- [What the task requires] What follows is a set of records, each of which is to be written out exactly.

- [Task material]
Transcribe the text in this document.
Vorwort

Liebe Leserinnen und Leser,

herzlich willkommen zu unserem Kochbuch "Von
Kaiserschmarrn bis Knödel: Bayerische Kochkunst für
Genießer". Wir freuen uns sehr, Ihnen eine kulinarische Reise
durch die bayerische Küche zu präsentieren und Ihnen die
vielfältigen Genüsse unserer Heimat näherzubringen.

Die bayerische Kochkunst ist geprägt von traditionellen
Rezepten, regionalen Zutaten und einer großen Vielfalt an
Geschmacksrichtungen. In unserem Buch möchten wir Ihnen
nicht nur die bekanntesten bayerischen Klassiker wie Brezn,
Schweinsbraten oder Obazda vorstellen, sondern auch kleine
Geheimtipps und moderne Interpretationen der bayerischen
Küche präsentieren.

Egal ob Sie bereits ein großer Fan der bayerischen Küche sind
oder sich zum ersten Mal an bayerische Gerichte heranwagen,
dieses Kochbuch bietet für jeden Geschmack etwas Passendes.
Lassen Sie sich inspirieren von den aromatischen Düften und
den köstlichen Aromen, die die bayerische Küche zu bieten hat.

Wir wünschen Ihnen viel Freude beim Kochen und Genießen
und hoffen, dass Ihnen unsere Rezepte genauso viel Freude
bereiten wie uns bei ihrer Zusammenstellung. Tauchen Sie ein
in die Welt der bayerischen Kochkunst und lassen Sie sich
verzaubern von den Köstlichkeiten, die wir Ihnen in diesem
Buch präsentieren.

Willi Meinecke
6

- [Expected answer]
Transcribe the text in this document.
Vorwort

Liebe Leserinnen und Leser,

herzlich willkommen zu unserem Kochbuch "Von
Kaiserschmarrn bis Knödel: Bayerische Kochkunst für
Genießer". Wir freuen uns sehr, Ihnen eine kulinarische Reise
durch die bayerische Küche zu präsentieren und Ihnen die
vielfältigen Genüsse unserer Heimat näherzubringen.

Die bayerische Kochkunst ist geprägt von traditionellen
Rezepten, regionalen Zutaten und einer großen Vielfalt an
Geschmacksrichtungen. In unserem Buch möchten wir Ihnen
nicht nur die bekanntesten bayerischen Klassiker wie Brezn,
Schweinsbraten oder Obazda vorstellen, sondern auch kleine
Geheimtipps und moderne Interpretationen der bayerischen
Küche präsentieren.

Egal ob Sie bereits ein großer Fan der bayerischen Küche sind
oder sich zum ersten Mal an bayerische Gerichte heranwagen,
dieses Kochbuch bietet für jeden Geschmack etwas Passendes.
Lassen Sie sich inspirieren von den aromatischen Düften und
den köstlichen Aromen, die die bayerische Küche zu bieten hat.

Wir wünschen Ihnen viel Freude beim Kochen und Genießen
und hoffen, dass Ihnen unsere Rezepte genauso viel Freude
bereiten wie uns bei ihrer Zusammenstellung. Tauchen Sie ein
in die Welt der bayerischen Kochkunst und lassen Sie sich
verzaubern von den Köstlichkeiten, die wir Ihnen in diesem
Buch präsentieren.

Willi Meinecke
6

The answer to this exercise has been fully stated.